## Your objective
Find the lines with "zatvora" in them and copy them out.

## Task material
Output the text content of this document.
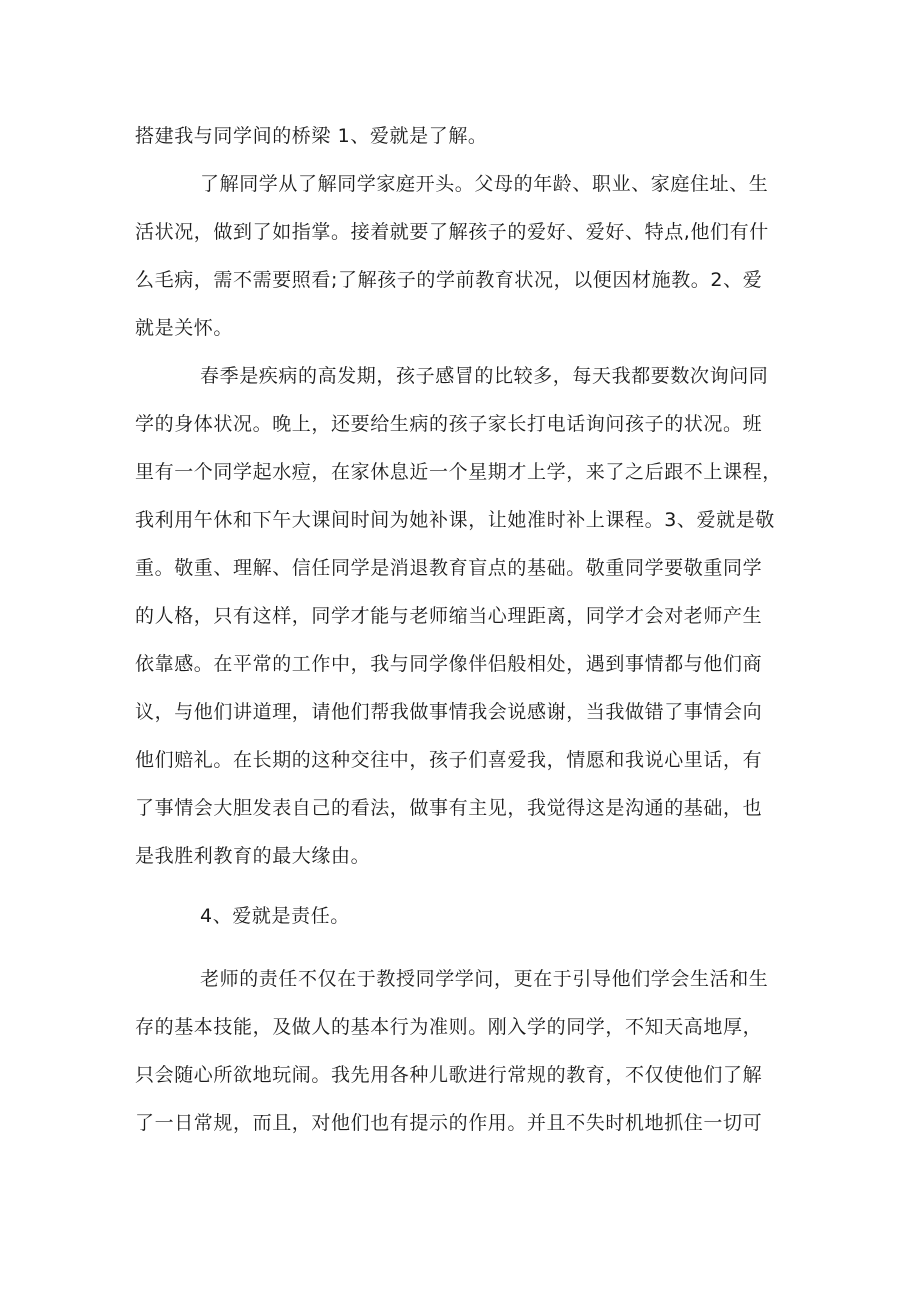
搭建我与同学间的桥梁 1、爱就是了解。
了解同学从了解同学家庭开头。父母的年龄、职业、家庭住址、生
活状况，做到了如指掌。接着就要了解孩子的爱好、爱好、特点,他们有什
么毛病，需不需要照看;了解孩子的学前教育状况，以便因材施教。2、爱
就是关怀。
春季是疾病的高发期，孩子感冒的比较多，每天我都要数次询问同
学的身体状况。晚上，还要给生病的孩子家长打电话询问孩子的状况。班
里有一个同学起水痘，在家休息近一个星期才上学，来了之后跟不上课程，
我利用午休和下午大课间时间为她补课，让她准时补上课程。3、爱就是敬
重。敬重、理解、信任同学是消退教育盲点的基础。敬重同学要敬重同学
的人格，只有这样，同学才能与老师缩当心理距离，同学才会对老师产生
依靠感。在平常的工作中，我与同学像伴侣般相处，遇到事情都与他们商
议，与他们讲道理，请他们帮我做事情我会说感谢，当我做错了事情会向
他们赔礼。在长期的这种交往中，孩子们喜爱我，情愿和我说心里话，有
了事情会大胆发表自己的看法，做事有主见，我觉得这是沟通的基础，也
是我胜利教育的最大缘由。
4、爱就是责任。
老师的责任不仅在于教授同学学问，更在于引导他们学会生活和生
存的基本技能，及做人的基本行为准则。刚入学的同学，不知天高地厚，
只会随心所欲地玩闹。我先用各种儿歌进行常规的教育，不仅使他们了解
了一日常规，而且，对他们也有提示的作用。并且不失时机地抓住一切可
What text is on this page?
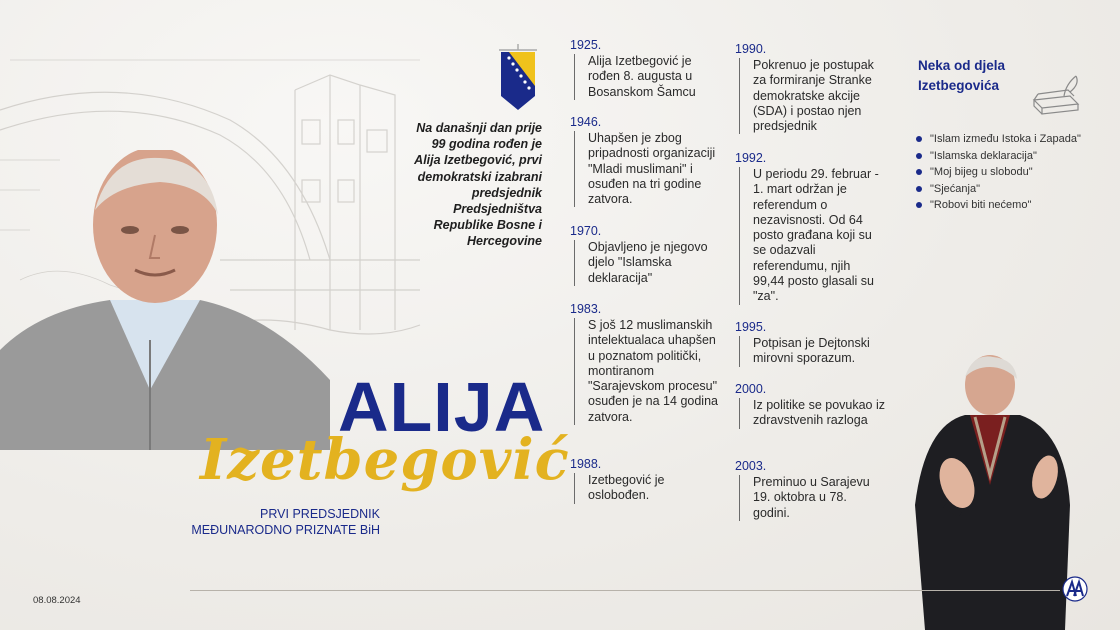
Na današnji dan prije 99 godina rođen je Alija Izetbegović, prvi demokratski izabrani predsjednik Predsjedništva Republike Bosne i Hercegovine
ALIJA
Izetbegović
PRVI PREDSJEDNIK
MEĐUNARODNO PRIZNATE BiH
1925.
Alija Izetbegović je rođen 8. augusta u Bosanskom Šamcu
1946.
Uhapšen je zbog pripadnosti organizaciji "Mladi muslimani" i osuđen na tri godine zatvora.
1970.
Objavljeno je njegovo djelo "Islamska deklaracija"
1983.
S još 12 muslimanskih intelektualaca uhapšen u poznatom politički, montiranom "Sarajevskom procesu" osuđen je na 14 godina zatvora.
1988.
Izetbegović je oslobođen.
1990.
Pokrenuo je postupak za formiranje Stranke demokratske akcije (SDA) i postao njen predsjednik
1992.
U periodu 29. februar - 1. mart održan je referendum o nezavisnosti. Od 64 posto građana koji su se odazvali referendumu, njih 99,44 posto glasali su "za".
1995.
Potpisan je Dejtonski mirovni sporazum.
2000.
Iz politike se povukao iz zdravstvenih razloga
2003.
Preminuo u Sarajevu 19. oktobra u 78. godini.
Neka od djela Izetbegovića
"Islam između Istoka i Zapada"
"Islamska deklaracija"
"Moj bijeg u slobodu"
"Sjećanja"
"Robovi biti nećemo"
08.08.2024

## Exercise result
Uhapšen je zbog pripadnosti organizaciji "Mladi muslimani" i osuđen na tri godine zatvora.
S još 12 muslimanskih intelektualaca uhapšen u poznatom politički, montiranom "Sarajevskom procesu" osuđen je na 14 godina zatvora.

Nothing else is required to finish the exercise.